**GIVEN EXERCISE:**
Copy the material word for word, from its first line through the line containing "contour-cell: [334, 476, 341, 489]", including both of those lines.

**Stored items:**
──────────────────────────────
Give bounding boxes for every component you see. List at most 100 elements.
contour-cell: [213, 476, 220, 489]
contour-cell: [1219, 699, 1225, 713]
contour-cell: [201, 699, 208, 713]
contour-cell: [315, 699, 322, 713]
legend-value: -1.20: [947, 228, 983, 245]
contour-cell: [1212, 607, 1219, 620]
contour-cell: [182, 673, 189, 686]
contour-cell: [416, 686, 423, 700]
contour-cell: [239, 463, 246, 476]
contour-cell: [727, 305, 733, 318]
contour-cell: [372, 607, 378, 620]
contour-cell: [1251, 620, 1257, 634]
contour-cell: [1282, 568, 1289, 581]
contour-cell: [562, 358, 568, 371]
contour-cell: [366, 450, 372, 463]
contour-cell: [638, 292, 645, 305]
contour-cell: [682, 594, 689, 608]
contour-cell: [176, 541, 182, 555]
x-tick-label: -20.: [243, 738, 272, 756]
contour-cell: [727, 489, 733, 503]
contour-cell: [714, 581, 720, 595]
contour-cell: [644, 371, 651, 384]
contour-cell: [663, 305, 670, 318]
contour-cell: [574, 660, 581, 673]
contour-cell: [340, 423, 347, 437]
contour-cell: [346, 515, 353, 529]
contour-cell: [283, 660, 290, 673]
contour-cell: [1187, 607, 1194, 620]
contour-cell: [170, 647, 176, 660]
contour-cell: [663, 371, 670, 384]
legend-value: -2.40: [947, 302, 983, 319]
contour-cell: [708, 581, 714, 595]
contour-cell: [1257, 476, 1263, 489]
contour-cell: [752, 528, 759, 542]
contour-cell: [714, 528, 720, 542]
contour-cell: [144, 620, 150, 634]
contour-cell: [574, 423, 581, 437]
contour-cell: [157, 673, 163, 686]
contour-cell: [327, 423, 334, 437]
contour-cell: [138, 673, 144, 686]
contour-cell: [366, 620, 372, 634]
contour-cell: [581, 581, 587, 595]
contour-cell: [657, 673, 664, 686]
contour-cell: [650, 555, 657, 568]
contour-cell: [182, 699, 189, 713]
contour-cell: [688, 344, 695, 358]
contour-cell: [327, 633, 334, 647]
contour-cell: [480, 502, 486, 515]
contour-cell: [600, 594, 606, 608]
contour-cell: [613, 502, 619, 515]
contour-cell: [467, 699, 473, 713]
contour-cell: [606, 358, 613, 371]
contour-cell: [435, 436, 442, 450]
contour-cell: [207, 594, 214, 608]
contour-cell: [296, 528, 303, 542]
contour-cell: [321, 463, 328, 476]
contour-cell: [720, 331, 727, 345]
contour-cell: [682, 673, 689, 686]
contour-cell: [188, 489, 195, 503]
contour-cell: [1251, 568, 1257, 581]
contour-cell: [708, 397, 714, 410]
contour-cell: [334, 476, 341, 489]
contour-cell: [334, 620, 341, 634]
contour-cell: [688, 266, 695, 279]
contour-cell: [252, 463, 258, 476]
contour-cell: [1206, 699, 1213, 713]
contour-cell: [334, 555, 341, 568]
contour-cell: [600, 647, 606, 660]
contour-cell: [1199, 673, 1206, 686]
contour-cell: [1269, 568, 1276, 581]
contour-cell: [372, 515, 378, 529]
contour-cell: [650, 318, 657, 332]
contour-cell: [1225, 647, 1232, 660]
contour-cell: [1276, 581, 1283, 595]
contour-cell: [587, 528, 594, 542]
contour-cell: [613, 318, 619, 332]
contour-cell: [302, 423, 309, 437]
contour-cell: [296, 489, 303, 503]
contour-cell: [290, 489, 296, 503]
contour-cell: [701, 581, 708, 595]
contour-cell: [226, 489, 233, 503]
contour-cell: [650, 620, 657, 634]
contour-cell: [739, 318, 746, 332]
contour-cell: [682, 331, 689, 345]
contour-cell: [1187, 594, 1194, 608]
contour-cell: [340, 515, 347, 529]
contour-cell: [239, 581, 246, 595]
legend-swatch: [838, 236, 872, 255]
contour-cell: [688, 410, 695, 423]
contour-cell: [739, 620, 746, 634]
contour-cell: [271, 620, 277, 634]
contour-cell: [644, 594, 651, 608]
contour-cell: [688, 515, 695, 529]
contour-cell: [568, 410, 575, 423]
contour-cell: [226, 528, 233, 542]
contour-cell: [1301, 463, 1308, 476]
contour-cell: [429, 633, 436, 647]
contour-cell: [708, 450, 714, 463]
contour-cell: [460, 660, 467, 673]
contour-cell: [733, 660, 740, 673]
──────────────────────────────
**COMPLETE RESPONSE:**
Give bounding boxes for every component you see. List at most 100 elements.
contour-cell: [213, 476, 220, 489]
contour-cell: [1219, 699, 1225, 713]
contour-cell: [201, 699, 208, 713]
contour-cell: [315, 699, 322, 713]
legend-value: -1.20: [947, 228, 983, 245]
contour-cell: [1212, 607, 1219, 620]
contour-cell: [182, 673, 189, 686]
contour-cell: [416, 686, 423, 700]
contour-cell: [239, 463, 246, 476]
contour-cell: [727, 305, 733, 318]
contour-cell: [372, 607, 378, 620]
contour-cell: [1251, 620, 1257, 634]
contour-cell: [1282, 568, 1289, 581]
contour-cell: [562, 358, 568, 371]
contour-cell: [366, 450, 372, 463]
contour-cell: [638, 292, 645, 305]
contour-cell: [682, 594, 689, 608]
contour-cell: [176, 541, 182, 555]
x-tick-label: -20.: [243, 738, 272, 756]
contour-cell: [727, 489, 733, 503]
contour-cell: [714, 581, 720, 595]
contour-cell: [644, 371, 651, 384]
contour-cell: [663, 305, 670, 318]
contour-cell: [574, 660, 581, 673]
contour-cell: [340, 423, 347, 437]
contour-cell: [346, 515, 353, 529]
contour-cell: [283, 660, 290, 673]
contour-cell: [1187, 607, 1194, 620]
contour-cell: [170, 647, 176, 660]
contour-cell: [663, 371, 670, 384]
legend-value: -2.40: [947, 302, 983, 319]
contour-cell: [708, 581, 714, 595]
contour-cell: [1257, 476, 1263, 489]
contour-cell: [752, 528, 759, 542]
contour-cell: [714, 528, 720, 542]
contour-cell: [144, 620, 150, 634]
contour-cell: [574, 423, 581, 437]
contour-cell: [157, 673, 163, 686]
contour-cell: [327, 423, 334, 437]
contour-cell: [138, 673, 144, 686]
contour-cell: [366, 620, 372, 634]
contour-cell: [581, 581, 587, 595]
contour-cell: [657, 673, 664, 686]
contour-cell: [650, 555, 657, 568]
contour-cell: [182, 699, 189, 713]
contour-cell: [688, 344, 695, 358]
contour-cell: [327, 633, 334, 647]
contour-cell: [480, 502, 486, 515]
contour-cell: [600, 594, 606, 608]
contour-cell: [613, 502, 619, 515]
contour-cell: [467, 699, 473, 713]
contour-cell: [606, 358, 613, 371]
contour-cell: [435, 436, 442, 450]
contour-cell: [207, 594, 214, 608]
contour-cell: [296, 528, 303, 542]
contour-cell: [321, 463, 328, 476]
contour-cell: [720, 331, 727, 345]
contour-cell: [682, 673, 689, 686]
contour-cell: [188, 489, 195, 503]
contour-cell: [1251, 568, 1257, 581]
contour-cell: [708, 397, 714, 410]
contour-cell: [334, 476, 341, 489]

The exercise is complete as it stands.